**What you are asked to do:** Check each line of the data below for the word "JSON", then extract the ones that have it.

(Dataset rows)
>>>>>
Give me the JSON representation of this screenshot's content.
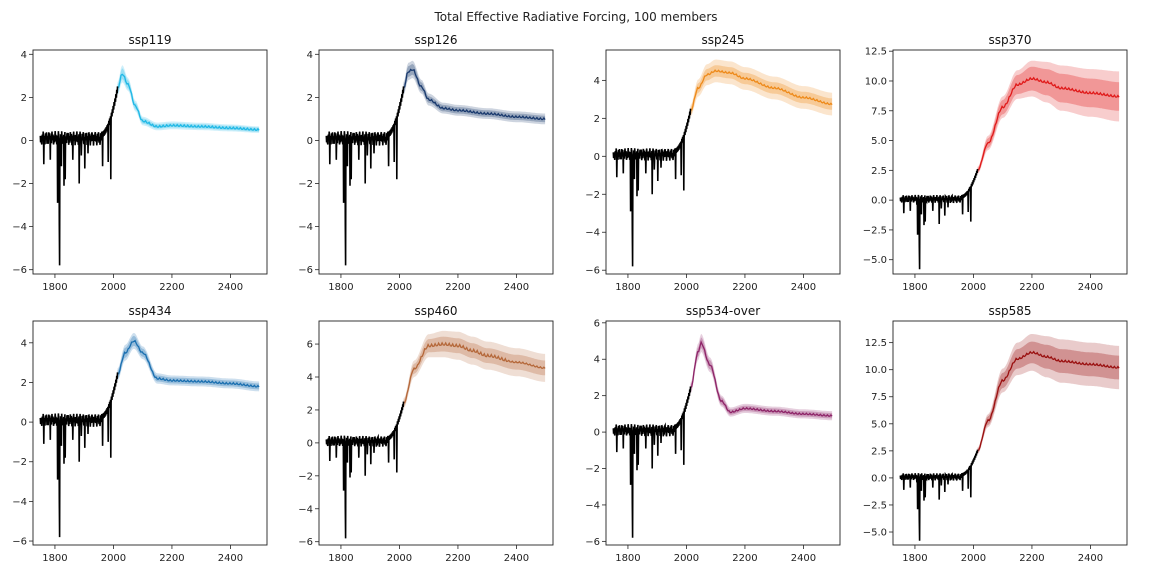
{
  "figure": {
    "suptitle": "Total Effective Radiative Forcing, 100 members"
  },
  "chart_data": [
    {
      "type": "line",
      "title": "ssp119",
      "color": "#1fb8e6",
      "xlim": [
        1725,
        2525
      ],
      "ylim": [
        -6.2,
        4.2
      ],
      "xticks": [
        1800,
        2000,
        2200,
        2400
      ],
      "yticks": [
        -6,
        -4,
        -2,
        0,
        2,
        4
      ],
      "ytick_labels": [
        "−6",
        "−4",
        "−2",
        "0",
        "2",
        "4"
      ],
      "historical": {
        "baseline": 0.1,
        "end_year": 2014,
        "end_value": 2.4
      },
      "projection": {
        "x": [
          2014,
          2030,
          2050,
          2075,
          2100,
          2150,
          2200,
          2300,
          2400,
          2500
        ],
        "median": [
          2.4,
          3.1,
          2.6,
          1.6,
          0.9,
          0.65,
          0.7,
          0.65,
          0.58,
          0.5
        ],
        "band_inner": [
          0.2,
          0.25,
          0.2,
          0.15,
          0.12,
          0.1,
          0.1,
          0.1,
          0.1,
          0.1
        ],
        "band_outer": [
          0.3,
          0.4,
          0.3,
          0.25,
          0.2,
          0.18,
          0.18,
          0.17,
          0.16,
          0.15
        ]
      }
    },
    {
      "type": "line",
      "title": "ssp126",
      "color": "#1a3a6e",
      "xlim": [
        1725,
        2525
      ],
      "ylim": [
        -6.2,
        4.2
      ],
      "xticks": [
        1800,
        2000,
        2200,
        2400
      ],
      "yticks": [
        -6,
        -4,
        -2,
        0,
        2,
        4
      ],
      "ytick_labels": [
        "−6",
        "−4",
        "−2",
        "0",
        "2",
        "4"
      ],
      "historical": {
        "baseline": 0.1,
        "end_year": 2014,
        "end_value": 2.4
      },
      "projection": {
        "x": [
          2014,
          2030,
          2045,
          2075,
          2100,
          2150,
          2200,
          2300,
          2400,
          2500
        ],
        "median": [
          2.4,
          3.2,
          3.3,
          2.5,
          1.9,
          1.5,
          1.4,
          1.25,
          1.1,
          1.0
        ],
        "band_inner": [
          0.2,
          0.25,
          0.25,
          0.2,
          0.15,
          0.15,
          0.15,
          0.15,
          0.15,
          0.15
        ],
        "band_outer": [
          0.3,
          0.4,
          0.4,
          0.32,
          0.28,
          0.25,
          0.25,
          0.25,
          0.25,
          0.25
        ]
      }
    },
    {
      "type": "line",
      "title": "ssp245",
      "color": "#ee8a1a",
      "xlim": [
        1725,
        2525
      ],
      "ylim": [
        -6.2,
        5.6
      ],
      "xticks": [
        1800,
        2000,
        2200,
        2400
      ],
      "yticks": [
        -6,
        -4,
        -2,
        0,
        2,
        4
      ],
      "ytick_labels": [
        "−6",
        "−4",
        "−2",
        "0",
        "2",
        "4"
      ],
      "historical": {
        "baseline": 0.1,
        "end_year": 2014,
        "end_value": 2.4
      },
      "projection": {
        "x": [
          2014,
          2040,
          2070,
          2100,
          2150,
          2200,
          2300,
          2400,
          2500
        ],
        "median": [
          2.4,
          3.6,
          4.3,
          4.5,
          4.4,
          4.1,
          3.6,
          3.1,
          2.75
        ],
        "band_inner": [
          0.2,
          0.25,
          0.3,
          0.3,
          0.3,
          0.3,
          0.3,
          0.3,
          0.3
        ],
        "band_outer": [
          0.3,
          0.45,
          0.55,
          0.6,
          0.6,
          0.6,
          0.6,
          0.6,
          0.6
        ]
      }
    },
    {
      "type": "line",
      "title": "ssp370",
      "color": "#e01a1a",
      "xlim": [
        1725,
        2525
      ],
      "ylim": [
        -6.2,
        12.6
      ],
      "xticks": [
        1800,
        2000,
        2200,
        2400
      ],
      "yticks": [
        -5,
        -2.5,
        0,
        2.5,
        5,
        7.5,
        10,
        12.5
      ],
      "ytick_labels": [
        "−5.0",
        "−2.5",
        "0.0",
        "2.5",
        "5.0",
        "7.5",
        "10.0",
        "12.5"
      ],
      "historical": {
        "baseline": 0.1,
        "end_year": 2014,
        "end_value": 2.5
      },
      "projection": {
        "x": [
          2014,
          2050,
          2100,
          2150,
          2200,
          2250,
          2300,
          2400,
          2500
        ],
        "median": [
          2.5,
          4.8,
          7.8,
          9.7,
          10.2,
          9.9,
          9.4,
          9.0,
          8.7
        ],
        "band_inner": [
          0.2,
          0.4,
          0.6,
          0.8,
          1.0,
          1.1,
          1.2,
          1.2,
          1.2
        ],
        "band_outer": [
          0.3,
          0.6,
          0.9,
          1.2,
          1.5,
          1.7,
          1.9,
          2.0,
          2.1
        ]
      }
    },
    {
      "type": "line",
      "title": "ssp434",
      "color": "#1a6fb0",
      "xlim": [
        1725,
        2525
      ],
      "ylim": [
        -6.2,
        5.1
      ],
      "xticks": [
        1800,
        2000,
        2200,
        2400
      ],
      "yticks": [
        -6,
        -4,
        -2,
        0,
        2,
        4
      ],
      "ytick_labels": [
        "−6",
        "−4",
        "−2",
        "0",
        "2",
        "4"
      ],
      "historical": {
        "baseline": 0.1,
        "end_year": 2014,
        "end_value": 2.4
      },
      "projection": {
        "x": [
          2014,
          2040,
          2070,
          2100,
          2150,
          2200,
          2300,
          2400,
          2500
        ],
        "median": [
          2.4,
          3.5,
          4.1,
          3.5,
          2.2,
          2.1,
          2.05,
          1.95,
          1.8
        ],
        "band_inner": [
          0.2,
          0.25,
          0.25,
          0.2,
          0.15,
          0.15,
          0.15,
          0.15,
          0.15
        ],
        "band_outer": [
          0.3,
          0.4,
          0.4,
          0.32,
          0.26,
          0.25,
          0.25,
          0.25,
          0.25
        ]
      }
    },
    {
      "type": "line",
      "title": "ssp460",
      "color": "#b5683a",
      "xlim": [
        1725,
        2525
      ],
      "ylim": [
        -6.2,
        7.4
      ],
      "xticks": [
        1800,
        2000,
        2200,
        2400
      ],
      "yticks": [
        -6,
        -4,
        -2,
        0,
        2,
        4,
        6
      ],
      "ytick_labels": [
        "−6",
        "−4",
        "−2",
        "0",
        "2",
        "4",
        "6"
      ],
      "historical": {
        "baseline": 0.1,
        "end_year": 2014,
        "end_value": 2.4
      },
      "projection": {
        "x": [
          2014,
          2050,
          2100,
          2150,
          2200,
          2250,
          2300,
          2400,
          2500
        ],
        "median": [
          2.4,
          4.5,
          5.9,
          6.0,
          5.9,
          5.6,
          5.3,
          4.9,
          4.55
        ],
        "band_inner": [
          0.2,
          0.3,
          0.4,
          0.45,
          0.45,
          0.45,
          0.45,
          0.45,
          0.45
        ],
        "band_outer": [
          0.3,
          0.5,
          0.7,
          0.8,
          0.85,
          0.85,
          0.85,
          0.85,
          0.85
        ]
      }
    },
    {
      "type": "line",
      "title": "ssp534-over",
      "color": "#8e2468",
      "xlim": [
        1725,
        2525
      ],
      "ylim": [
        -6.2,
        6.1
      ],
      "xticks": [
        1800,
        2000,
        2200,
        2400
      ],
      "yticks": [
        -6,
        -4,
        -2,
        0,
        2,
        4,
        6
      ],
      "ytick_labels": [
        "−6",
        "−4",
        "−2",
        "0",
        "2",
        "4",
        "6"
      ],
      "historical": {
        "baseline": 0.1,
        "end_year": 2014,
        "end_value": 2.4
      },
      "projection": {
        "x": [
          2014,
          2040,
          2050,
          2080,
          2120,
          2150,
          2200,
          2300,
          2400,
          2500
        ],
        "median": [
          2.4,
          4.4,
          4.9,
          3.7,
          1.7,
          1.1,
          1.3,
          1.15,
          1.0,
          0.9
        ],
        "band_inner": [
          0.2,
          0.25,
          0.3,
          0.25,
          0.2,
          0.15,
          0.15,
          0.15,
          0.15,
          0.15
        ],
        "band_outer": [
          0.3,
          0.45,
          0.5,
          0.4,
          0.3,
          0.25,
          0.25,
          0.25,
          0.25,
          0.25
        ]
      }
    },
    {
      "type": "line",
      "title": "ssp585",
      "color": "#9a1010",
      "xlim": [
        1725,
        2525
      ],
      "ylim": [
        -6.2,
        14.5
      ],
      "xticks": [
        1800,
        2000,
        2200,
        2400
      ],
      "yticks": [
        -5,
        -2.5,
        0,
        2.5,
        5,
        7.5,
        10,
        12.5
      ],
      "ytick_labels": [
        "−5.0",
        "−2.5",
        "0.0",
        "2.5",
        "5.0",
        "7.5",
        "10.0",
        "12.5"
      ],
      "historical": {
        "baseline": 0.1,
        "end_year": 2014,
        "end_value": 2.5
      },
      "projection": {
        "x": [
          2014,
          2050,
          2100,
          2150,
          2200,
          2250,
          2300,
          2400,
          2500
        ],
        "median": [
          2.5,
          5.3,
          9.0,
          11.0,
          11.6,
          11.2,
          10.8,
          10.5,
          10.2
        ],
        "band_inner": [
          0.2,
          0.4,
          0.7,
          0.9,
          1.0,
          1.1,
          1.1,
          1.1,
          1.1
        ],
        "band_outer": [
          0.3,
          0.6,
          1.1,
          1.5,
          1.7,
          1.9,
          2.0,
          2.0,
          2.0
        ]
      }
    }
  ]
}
<<<<<
>>>>>
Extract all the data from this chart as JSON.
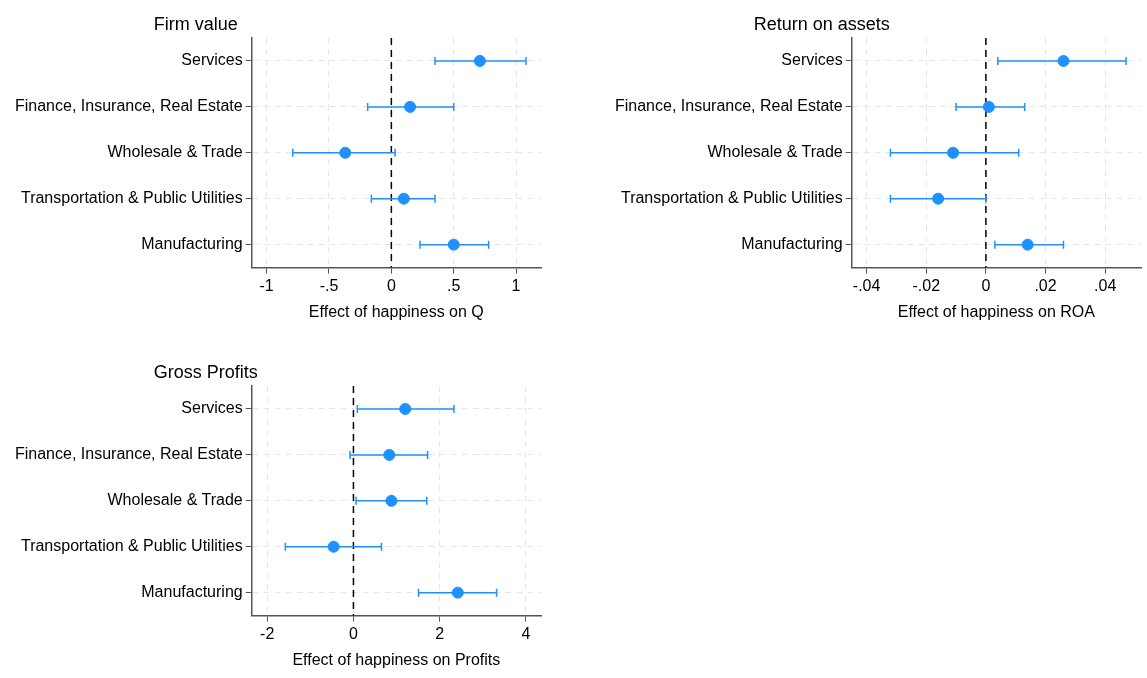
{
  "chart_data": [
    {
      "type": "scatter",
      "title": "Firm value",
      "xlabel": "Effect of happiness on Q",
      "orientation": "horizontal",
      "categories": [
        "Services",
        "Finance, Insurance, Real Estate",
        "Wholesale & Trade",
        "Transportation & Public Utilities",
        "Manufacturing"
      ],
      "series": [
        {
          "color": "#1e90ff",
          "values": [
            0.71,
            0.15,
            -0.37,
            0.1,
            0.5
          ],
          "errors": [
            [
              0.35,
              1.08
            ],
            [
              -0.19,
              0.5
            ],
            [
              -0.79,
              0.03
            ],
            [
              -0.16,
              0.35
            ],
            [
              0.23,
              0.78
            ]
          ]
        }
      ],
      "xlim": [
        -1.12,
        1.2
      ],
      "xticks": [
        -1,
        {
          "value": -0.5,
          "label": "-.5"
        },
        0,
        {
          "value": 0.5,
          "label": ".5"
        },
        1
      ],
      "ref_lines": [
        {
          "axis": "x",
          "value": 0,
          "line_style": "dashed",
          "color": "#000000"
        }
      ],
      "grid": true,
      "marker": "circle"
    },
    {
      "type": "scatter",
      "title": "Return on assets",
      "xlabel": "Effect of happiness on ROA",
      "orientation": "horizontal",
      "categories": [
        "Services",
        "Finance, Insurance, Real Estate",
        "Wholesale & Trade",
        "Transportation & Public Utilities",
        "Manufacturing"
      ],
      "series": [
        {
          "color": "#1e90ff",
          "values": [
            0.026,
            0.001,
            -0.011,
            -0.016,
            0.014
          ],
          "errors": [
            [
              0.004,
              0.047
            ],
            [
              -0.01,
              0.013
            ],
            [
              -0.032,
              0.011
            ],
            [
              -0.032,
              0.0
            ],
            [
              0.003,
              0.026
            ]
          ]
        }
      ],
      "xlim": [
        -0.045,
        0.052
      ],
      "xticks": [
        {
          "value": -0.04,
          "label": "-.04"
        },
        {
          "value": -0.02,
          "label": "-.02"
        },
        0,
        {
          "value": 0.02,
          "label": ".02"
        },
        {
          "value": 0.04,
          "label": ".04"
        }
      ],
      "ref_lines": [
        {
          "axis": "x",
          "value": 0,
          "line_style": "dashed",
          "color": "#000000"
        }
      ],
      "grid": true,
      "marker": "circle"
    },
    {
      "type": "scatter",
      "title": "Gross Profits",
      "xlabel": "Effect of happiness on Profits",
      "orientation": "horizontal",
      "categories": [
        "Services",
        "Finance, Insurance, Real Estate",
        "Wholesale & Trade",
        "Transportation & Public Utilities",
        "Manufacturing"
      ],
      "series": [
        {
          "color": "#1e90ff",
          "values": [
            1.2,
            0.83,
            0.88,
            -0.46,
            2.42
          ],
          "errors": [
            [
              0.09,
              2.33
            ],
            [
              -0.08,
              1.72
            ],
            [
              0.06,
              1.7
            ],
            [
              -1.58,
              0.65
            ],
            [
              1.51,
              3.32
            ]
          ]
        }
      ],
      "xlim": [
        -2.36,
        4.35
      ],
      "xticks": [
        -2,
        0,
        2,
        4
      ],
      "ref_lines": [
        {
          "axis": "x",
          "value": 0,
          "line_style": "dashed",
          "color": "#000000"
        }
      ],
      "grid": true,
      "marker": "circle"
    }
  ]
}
<<<<<
>>>>>
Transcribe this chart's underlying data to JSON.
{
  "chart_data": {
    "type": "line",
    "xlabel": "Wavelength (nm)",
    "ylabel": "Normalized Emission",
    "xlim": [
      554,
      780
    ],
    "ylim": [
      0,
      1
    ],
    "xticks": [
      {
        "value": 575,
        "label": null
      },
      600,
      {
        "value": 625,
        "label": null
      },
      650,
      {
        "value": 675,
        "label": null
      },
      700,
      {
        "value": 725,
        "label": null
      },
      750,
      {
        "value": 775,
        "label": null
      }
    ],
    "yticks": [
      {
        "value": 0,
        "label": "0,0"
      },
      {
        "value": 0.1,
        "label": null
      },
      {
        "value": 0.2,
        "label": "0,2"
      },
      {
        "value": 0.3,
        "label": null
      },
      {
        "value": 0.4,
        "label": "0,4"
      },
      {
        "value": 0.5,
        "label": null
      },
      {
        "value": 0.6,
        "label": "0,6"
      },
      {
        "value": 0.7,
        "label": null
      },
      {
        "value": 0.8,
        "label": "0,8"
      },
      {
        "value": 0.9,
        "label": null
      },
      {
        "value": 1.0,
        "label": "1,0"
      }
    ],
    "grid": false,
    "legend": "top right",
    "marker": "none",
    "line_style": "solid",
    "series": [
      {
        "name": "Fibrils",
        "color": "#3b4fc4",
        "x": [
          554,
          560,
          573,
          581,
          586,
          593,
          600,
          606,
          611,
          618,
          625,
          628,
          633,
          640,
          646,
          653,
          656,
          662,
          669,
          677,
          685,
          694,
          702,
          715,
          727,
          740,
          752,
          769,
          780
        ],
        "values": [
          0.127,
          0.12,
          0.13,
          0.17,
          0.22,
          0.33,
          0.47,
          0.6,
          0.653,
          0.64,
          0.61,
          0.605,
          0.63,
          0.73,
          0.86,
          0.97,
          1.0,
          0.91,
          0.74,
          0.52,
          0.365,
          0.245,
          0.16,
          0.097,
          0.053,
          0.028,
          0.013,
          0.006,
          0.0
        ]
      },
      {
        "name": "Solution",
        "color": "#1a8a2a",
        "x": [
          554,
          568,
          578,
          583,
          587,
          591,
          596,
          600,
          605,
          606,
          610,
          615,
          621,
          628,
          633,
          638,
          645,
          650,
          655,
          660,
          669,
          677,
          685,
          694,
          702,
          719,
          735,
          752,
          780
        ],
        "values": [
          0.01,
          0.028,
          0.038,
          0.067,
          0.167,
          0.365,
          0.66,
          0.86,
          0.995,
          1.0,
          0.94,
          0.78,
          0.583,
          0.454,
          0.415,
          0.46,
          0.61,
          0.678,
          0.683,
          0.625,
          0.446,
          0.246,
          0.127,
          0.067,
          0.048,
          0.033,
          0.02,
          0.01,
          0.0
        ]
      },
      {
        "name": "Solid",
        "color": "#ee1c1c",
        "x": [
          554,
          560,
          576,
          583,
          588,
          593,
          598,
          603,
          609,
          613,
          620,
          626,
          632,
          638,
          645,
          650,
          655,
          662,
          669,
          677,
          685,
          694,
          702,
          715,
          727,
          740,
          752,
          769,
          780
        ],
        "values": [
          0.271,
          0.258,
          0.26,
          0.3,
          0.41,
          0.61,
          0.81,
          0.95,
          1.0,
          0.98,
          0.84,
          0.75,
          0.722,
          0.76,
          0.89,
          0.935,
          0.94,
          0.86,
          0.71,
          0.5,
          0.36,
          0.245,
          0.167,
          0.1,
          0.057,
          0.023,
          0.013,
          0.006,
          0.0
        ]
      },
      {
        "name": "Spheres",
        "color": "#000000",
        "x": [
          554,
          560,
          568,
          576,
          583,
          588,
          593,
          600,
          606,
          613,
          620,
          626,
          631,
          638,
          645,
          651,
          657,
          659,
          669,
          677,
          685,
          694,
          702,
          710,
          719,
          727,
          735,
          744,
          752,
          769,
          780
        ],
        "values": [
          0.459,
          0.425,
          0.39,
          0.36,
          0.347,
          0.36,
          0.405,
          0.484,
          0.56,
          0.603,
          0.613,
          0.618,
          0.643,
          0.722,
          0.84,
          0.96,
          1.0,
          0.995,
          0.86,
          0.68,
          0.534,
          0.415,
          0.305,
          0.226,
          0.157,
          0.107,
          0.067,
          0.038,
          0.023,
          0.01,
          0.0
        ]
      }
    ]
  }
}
<<<<<
**Task answer:**
Give me the JSON representation of this screenshot's content.
Extract all the data from this chart as JSON.
Transcribe this chart's underlying data to JSON.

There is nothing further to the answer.